▸ Exercise directions
All lines in which the word "grid" occurs are to be extracted.

** Start of Given records **

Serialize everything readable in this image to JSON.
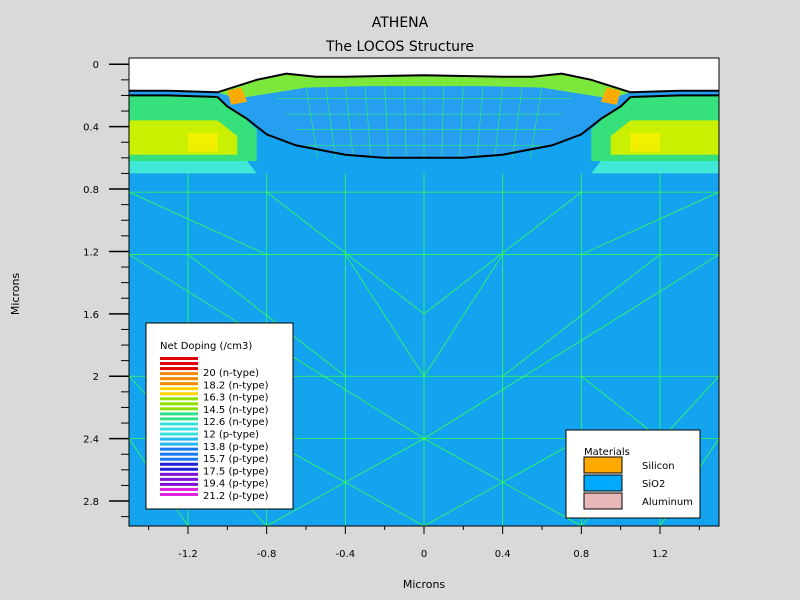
{
  "chart_data": {
    "type": "heatmap",
    "title": "ATHENA",
    "subtitle": "The LOCOS Structure",
    "xlabel": "Microns",
    "ylabel": "Microns",
    "xlim": [
      -1.5,
      1.5
    ],
    "ylim": [
      2.96,
      -0.04
    ],
    "x_ticks": [
      -1.2,
      -0.8,
      -0.4,
      0,
      0.4,
      0.8,
      1.2
    ],
    "x_tick_labels": [
      "-1.2",
      "-0.8",
      "-0.4",
      "0",
      "0.4",
      "0.8",
      "1.2"
    ],
    "y_ticks": [
      0,
      0.4,
      0.8,
      1.2,
      1.6,
      2,
      2.4,
      2.8
    ],
    "y_tick_labels": [
      "0",
      "0.4",
      "0.8",
      "1.2",
      "1.6",
      "2",
      "2.4",
      "2.8"
    ],
    "grid": false,
    "oxide_boundary": [
      [
        -1.5,
        0.2
      ],
      [
        -1.3,
        0.2
      ],
      [
        -1.05,
        0.21
      ],
      [
        -1.0,
        0.27
      ],
      [
        -0.9,
        0.35
      ],
      [
        -0.8,
        0.45
      ],
      [
        -0.65,
        0.52
      ],
      [
        -0.4,
        0.58
      ],
      [
        -0.2,
        0.6
      ],
      [
        0,
        0.6
      ],
      [
        0.2,
        0.6
      ],
      [
        0.4,
        0.58
      ],
      [
        0.65,
        0.52
      ],
      [
        0.8,
        0.45
      ],
      [
        0.9,
        0.35
      ],
      [
        1.0,
        0.27
      ],
      [
        1.05,
        0.21
      ],
      [
        1.3,
        0.2
      ],
      [
        1.5,
        0.2
      ]
    ],
    "surface": [
      [
        -1.5,
        0.17
      ],
      [
        -1.3,
        0.17
      ],
      [
        -1.05,
        0.18
      ],
      [
        -0.95,
        0.14
      ],
      [
        -0.85,
        0.1
      ],
      [
        -0.7,
        0.06
      ],
      [
        -0.55,
        0.08
      ],
      [
        -0.4,
        0.08
      ],
      [
        0,
        0.07
      ],
      [
        0.4,
        0.08
      ],
      [
        0.55,
        0.08
      ],
      [
        0.7,
        0.06
      ],
      [
        0.85,
        0.1
      ],
      [
        0.95,
        0.14
      ],
      [
        1.05,
        0.18
      ],
      [
        1.3,
        0.17
      ],
      [
        1.5,
        0.17
      ]
    ],
    "legends": [
      {
        "title": "Net Doping (/cm3)",
        "entries": [
          "20 (n-type)",
          "18.2 (n-type)",
          "16.3 (n-type)",
          "14.5 (n-type)",
          "12.6 (n-type)",
          "12 (p-type)",
          "13.8 (p-type)",
          "15.7 (p-type)",
          "17.5 (p-type)",
          "19.4 (p-type)",
          "21.2 (p-type)"
        ],
        "entry_colors": [
          "#e00000",
          "#f28a00",
          "#ffd400",
          "#8ee000",
          "#2ee08a",
          "#3ae0e0",
          "#20b8f0",
          "#1878f0",
          "#2020d8",
          "#8010d8",
          "#e020e0"
        ],
        "placement": "bottom-left"
      },
      {
        "title": "Materials",
        "entries": [
          "Silicon",
          "SiO2",
          "Aluminum"
        ],
        "entry_colors": [
          "#ffaa00",
          "#00aaff",
          "#e8b8b8"
        ],
        "placement": "bottom-right"
      }
    ]
  },
  "colors": {
    "background": "#d9d9d9",
    "substrate": "#14a3ee",
    "mesh": "#33ff55",
    "boundary": "#000000"
  }
}
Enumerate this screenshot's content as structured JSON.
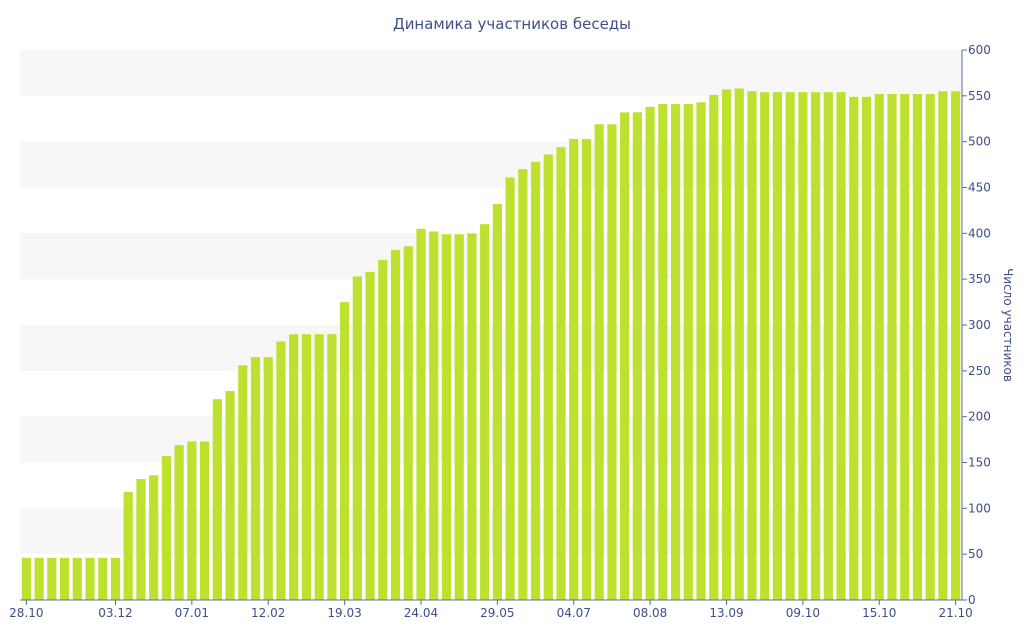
{
  "chart_data": {
    "type": "bar",
    "title": "Динамика участников беседы",
    "xlabel": "",
    "ylabel": "Число участников",
    "ylim": [
      0,
      600
    ],
    "yticks": [
      0,
      50,
      100,
      150,
      200,
      250,
      300,
      350,
      400,
      450,
      500,
      550,
      600
    ],
    "y_axis_position": "right",
    "grid": "alternating horizontal bands",
    "bar_color": "#bde12e",
    "x_tick_labels": [
      {
        "index": 0,
        "label": "28.10"
      },
      {
        "index": 7,
        "label": "03.12"
      },
      {
        "index": 13,
        "label": "07.01"
      },
      {
        "index": 19,
        "label": "12.02"
      },
      {
        "index": 25,
        "label": "19.03"
      },
      {
        "index": 31,
        "label": "24.04"
      },
      {
        "index": 37,
        "label": "29.05"
      },
      {
        "index": 43,
        "label": "04.07"
      },
      {
        "index": 49,
        "label": "08.08"
      },
      {
        "index": 55,
        "label": "13.09"
      },
      {
        "index": 61,
        "label": "09.10"
      },
      {
        "index": 67,
        "label": "15.10"
      },
      {
        "index": 73,
        "label": "21.10"
      }
    ],
    "values": [
      46,
      46,
      46,
      46,
      46,
      46,
      46,
      46,
      118,
      132,
      136,
      157,
      169,
      173,
      173,
      219,
      228,
      256,
      265,
      265,
      282,
      290,
      290,
      290,
      290,
      325,
      353,
      358,
      371,
      382,
      386,
      405,
      402,
      399,
      399,
      400,
      410,
      432,
      461,
      470,
      478,
      486,
      494,
      503,
      503,
      519,
      519,
      532,
      532,
      538,
      541,
      541,
      541,
      543,
      551,
      557,
      558,
      555,
      554,
      554,
      554,
      554,
      554,
      554,
      554,
      549,
      549,
      552,
      552,
      552,
      552,
      552,
      555,
      555
    ]
  }
}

** End of Given records **

▸ Answer
    "grid": false,
    "grid": "alternating horizontal bands",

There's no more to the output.